#### RECORDS TO USE
## START
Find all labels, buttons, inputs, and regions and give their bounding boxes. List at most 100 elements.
## END
## START
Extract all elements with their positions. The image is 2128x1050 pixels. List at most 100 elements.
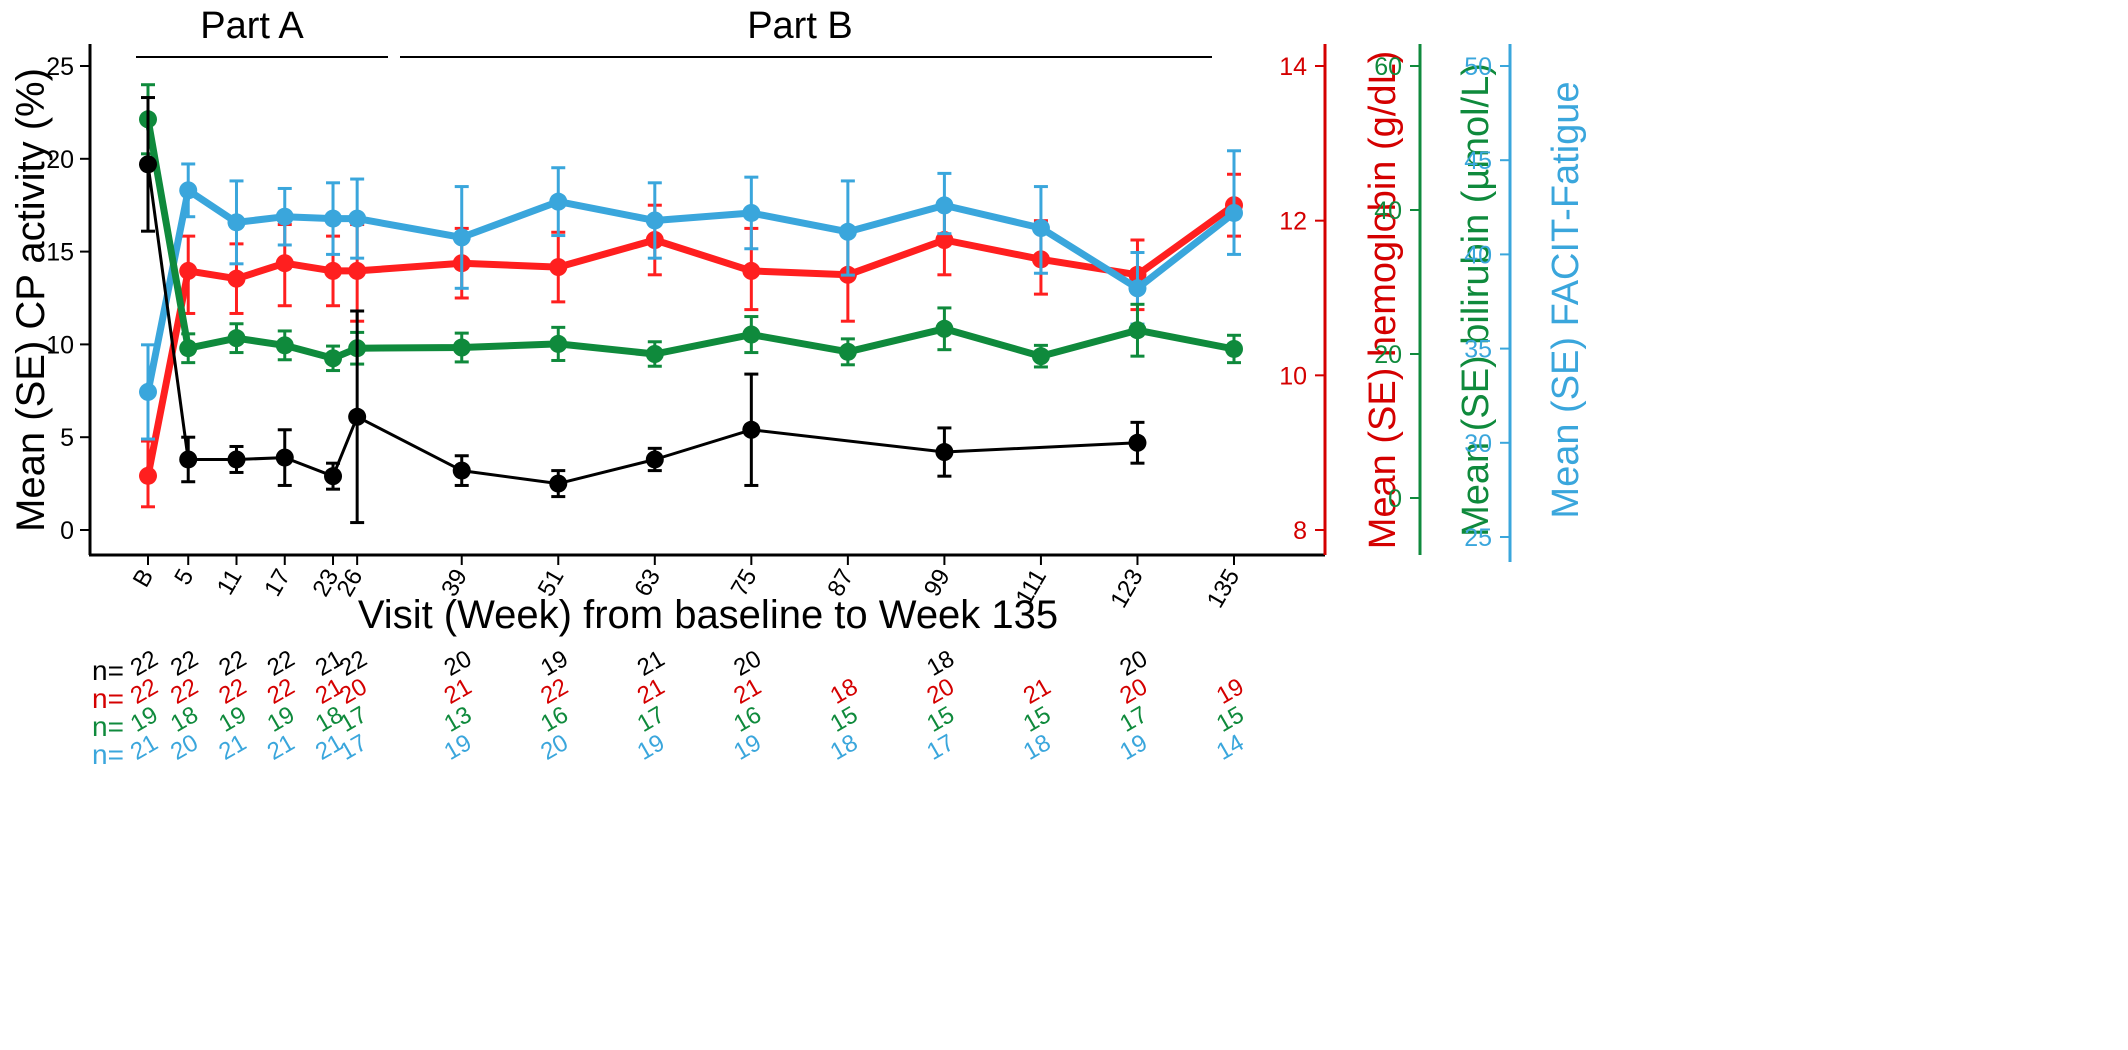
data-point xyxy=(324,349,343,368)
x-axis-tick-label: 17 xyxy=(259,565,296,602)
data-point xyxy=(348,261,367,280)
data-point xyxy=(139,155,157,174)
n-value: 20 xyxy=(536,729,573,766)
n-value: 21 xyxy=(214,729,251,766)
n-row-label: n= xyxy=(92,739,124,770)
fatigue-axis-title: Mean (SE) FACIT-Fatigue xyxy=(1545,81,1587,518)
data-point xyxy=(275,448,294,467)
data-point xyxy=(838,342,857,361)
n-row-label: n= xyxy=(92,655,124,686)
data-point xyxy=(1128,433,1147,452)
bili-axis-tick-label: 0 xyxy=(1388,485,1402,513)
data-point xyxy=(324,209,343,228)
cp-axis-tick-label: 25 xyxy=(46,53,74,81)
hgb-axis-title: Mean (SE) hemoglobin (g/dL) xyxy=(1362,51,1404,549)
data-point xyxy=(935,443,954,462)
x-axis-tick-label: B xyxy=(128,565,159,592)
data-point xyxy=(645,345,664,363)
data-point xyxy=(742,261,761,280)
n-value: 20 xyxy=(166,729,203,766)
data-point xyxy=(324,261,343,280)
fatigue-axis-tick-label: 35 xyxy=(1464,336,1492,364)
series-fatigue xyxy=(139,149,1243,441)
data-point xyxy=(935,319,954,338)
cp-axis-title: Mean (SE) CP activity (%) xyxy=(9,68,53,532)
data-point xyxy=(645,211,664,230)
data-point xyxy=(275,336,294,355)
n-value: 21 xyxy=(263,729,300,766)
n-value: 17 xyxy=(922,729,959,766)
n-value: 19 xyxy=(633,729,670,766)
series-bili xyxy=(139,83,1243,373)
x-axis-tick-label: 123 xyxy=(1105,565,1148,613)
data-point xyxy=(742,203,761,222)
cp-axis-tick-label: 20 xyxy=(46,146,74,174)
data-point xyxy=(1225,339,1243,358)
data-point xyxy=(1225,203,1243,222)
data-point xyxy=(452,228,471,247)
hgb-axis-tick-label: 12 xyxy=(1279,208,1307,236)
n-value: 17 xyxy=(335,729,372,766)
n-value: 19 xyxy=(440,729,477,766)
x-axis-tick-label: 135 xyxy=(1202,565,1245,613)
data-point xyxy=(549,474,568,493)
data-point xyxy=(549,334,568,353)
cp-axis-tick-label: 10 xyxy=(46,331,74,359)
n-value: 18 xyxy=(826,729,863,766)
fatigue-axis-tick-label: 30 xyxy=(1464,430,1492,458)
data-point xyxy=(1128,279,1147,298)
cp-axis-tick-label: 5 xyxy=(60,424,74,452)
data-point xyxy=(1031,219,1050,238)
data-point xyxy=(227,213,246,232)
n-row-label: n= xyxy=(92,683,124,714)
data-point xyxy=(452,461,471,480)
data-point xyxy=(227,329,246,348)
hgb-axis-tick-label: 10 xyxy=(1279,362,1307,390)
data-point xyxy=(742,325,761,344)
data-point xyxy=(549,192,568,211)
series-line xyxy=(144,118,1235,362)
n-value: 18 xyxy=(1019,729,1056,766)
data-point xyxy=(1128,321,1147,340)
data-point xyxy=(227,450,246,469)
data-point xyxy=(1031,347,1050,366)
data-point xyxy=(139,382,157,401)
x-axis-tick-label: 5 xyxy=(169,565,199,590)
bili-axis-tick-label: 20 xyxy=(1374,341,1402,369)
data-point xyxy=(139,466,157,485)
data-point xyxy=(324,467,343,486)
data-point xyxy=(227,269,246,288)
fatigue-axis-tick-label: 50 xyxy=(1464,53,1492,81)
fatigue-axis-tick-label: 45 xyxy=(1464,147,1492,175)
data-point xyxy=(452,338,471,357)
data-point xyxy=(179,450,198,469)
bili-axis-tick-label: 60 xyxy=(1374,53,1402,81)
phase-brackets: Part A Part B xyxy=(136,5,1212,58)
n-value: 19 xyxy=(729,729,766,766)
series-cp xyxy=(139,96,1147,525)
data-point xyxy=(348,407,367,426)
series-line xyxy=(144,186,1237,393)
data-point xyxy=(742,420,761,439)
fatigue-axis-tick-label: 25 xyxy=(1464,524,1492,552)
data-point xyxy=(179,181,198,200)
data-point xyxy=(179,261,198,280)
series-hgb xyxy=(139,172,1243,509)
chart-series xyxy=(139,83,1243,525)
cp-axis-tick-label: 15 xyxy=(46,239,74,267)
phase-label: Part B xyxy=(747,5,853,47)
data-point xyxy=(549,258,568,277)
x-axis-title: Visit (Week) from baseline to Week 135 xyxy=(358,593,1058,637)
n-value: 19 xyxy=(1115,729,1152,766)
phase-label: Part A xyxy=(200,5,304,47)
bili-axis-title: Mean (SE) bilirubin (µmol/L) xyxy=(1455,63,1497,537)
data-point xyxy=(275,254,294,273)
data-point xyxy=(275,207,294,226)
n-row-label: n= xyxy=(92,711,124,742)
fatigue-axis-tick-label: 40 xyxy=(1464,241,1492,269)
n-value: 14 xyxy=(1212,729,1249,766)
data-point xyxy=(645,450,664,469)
## END
#### TASK OBJECTIVE
Could you copy out everything in the records above, from the line that contains "Extract all elements" down to the line that contains "data-point xyxy=(742,203,761,222)", including both of those lines and leaving out the pictures?

#### TASK OUTPUT
Extract all elements with their positions. The image is 2128x1050 pixels. List at most 100 elements.
data-point xyxy=(324,349,343,368)
x-axis-tick-label: 17 xyxy=(259,565,296,602)
data-point xyxy=(348,261,367,280)
data-point xyxy=(139,155,157,174)
n-value: 20 xyxy=(536,729,573,766)
n-value: 21 xyxy=(214,729,251,766)
n-row-label: n= xyxy=(92,739,124,770)
fatigue-axis-title: Mean (SE) FACIT-Fatigue xyxy=(1545,81,1587,518)
data-point xyxy=(275,448,294,467)
data-point xyxy=(838,342,857,361)
n-row-label: n= xyxy=(92,655,124,686)
data-point xyxy=(1128,433,1147,452)
bili-axis-tick-label: 0 xyxy=(1388,485,1402,513)
data-point xyxy=(324,209,343,228)
cp-axis-tick-label: 25 xyxy=(46,53,74,81)
hgb-axis-title: Mean (SE) hemoglobin (g/dL) xyxy=(1362,51,1404,549)
data-point xyxy=(935,443,954,462)
x-axis-tick-label: B xyxy=(128,565,159,592)
data-point xyxy=(645,345,664,363)
data-point xyxy=(742,261,761,280)
n-value: 20 xyxy=(166,729,203,766)
data-point xyxy=(324,261,343,280)
fatigue-axis-tick-label: 35 xyxy=(1464,336,1492,364)
series-fatigue xyxy=(139,149,1243,441)
data-point xyxy=(935,319,954,338)
cp-axis-title: Mean (SE) CP activity (%) xyxy=(9,68,53,532)
data-point xyxy=(645,211,664,230)
data-point xyxy=(275,336,294,355)
n-value: 21 xyxy=(263,729,300,766)
n-value: 17 xyxy=(922,729,959,766)
n-value: 19 xyxy=(633,729,670,766)
series-bili xyxy=(139,83,1243,373)
x-axis-tick-label: 123 xyxy=(1105,565,1148,613)
data-point xyxy=(742,203,761,222)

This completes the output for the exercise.